──────── PROVIDED ENTRIES ────────

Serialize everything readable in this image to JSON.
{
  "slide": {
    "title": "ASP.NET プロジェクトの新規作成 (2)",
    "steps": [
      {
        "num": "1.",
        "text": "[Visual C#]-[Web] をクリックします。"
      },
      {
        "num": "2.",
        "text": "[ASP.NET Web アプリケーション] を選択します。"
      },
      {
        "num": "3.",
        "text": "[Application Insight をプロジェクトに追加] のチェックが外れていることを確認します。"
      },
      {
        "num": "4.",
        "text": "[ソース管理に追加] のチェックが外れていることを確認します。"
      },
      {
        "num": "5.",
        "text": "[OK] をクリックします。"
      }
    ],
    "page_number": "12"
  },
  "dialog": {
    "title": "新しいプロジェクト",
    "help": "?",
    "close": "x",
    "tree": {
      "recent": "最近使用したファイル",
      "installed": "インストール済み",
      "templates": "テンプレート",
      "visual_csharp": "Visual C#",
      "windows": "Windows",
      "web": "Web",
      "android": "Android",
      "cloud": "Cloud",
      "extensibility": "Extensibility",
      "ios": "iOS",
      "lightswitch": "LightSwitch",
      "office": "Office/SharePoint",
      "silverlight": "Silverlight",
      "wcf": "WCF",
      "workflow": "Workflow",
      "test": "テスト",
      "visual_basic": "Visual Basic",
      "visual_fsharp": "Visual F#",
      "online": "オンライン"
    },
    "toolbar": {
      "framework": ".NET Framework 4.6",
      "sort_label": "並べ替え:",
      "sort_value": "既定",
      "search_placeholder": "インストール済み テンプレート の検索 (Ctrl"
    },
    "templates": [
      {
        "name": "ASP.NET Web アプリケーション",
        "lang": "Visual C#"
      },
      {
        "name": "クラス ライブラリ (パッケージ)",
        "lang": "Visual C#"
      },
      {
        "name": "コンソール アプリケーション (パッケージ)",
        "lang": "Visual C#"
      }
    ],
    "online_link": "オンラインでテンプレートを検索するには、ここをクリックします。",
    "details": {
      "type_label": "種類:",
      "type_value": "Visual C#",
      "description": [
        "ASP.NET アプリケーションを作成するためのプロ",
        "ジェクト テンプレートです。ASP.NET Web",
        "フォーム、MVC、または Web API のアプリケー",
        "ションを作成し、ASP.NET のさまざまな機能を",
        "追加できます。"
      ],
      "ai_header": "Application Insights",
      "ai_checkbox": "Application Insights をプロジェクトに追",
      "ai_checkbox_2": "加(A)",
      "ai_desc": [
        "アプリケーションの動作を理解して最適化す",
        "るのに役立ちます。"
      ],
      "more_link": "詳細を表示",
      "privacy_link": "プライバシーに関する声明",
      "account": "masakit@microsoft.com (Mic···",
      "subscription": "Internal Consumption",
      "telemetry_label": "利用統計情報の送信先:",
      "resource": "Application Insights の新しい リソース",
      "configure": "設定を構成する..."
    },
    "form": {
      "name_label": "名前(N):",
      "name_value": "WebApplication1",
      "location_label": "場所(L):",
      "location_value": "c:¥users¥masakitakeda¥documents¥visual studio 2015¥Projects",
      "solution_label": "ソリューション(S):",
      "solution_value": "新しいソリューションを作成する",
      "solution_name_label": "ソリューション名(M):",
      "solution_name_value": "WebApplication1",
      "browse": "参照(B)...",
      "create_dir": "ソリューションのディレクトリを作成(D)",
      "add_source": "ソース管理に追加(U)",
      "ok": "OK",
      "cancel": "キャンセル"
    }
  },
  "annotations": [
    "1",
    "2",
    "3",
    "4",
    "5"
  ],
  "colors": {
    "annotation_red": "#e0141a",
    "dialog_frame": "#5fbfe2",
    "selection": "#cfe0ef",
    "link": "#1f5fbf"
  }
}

────────

AIM
Write out every entry word for word.

REPLY
Serialize everything readable in this image to JSON.
{
  "slide": {
    "title": "ASP.NET プロジェクトの新規作成 (2)",
    "steps": [
      {
        "num": "1.",
        "text": "[Visual C#]-[Web] をクリックします。"
      },
      {
        "num": "2.",
        "text": "[ASP.NET Web アプリケーション] を選択します。"
      },
      {
        "num": "3.",
        "text": "[Application Insight をプロジェクトに追加] のチェックが外れていることを確認します。"
      },
      {
        "num": "4.",
        "text": "[ソース管理に追加] のチェックが外れていることを確認します。"
      },
      {
        "num": "5.",
        "text": "[OK] をクリックします。"
      }
    ],
    "page_number": "12"
  },
  "dialog": {
    "title": "新しいプロジェクト",
    "help": "?",
    "close": "x",
    "tree": {
      "recent": "最近使用したファイル",
      "installed": "インストール済み",
      "templates": "テンプレート",
      "visual_csharp": "Visual C#",
      "windows": "Windows",
      "web": "Web",
      "android": "Android",
      "cloud": "Cloud",
      "extensibility": "Extensibility",
      "ios": "iOS",
      "lightswitch": "LightSwitch",
      "office": "Office/SharePoint",
      "silverlight": "Silverlight",
      "wcf": "WCF",
      "workflow": "Workflow",
      "test": "テスト",
      "visual_basic": "Visual Basic",
      "visual_fsharp": "Visual F#",
      "online": "オンライン"
    },
    "toolbar": {
      "framework": ".NET Framework 4.6",
      "sort_label": "並べ替え:",
      "sort_value": "既定",
      "search_placeholder": "インストール済み テンプレート の検索 (Ctrl"
    },
    "templates": [
      {
        "name": "ASP.NET Web アプリケーション",
        "lang": "Visual C#"
      },
      {
        "name": "クラス ライブラリ (パッケージ)",
        "lang": "Visual C#"
      },
      {
        "name": "コンソール アプリケーション (パッケージ)",
        "lang": "Visual C#"
      }
    ],
    "online_link": "オンラインでテンプレートを検索するには、ここをクリックします。",
    "details": {
      "type_label": "種類:",
      "type_value": "Visual C#",
      "description": [
        "ASP.NET アプリケーションを作成するためのプロ",
        "ジェクト テンプレートです。ASP.NET Web",
        "フォーム、MVC、または Web API のアプリケー",
        "ションを作成し、ASP.NET のさまざまな機能を",
        "追加できます。"
      ],
      "ai_header": "Application Insights",
      "ai_checkbox": "Application Insights をプロジェクトに追",
      "ai_checkbox_2": "加(A)",
      "ai_desc": [
        "アプリケーションの動作を理解して最適化す",
        "るのに役立ちます。"
      ],
      "more_link": "詳細を表示",
      "privacy_link": "プライバシーに関する声明",
      "account": "masakit@microsoft.com (Mic···",
      "subscription": "Internal Consumption",
      "telemetry_label": "利用統計情報の送信先:",
      "resource": "Application Insights の新しい リソース",
      "configure": "設定を構成する..."
    },
    "form": {
      "name_label": "名前(N):",
      "name_value": "WebApplication1",
      "location_label": "場所(L):",
      "location_value": "c:¥users¥masakitakeda¥documents¥visual studio 2015¥Projects",
      "solution_label": "ソリューション(S):",
      "solution_value": "新しいソリューションを作成する",
      "solution_name_label": "ソリューション名(M):",
      "solution_name_value": "WebApplication1",
      "browse": "参照(B)...",
      "create_dir": "ソリューションのディレクトリを作成(D)",
      "add_source": "ソース管理に追加(U)",
      "ok": "OK",
      "cancel": "キャンセル"
    }
  },
  "annotations": [
    "1",
    "2",
    "3",
    "4",
    "5"
  ],
  "colors": {
    "annotation_red": "#e0141a",
    "dialog_frame": "#5fbfe2",
    "selection": "#cfe0ef",
    "link": "#1f5fbf"
  }
}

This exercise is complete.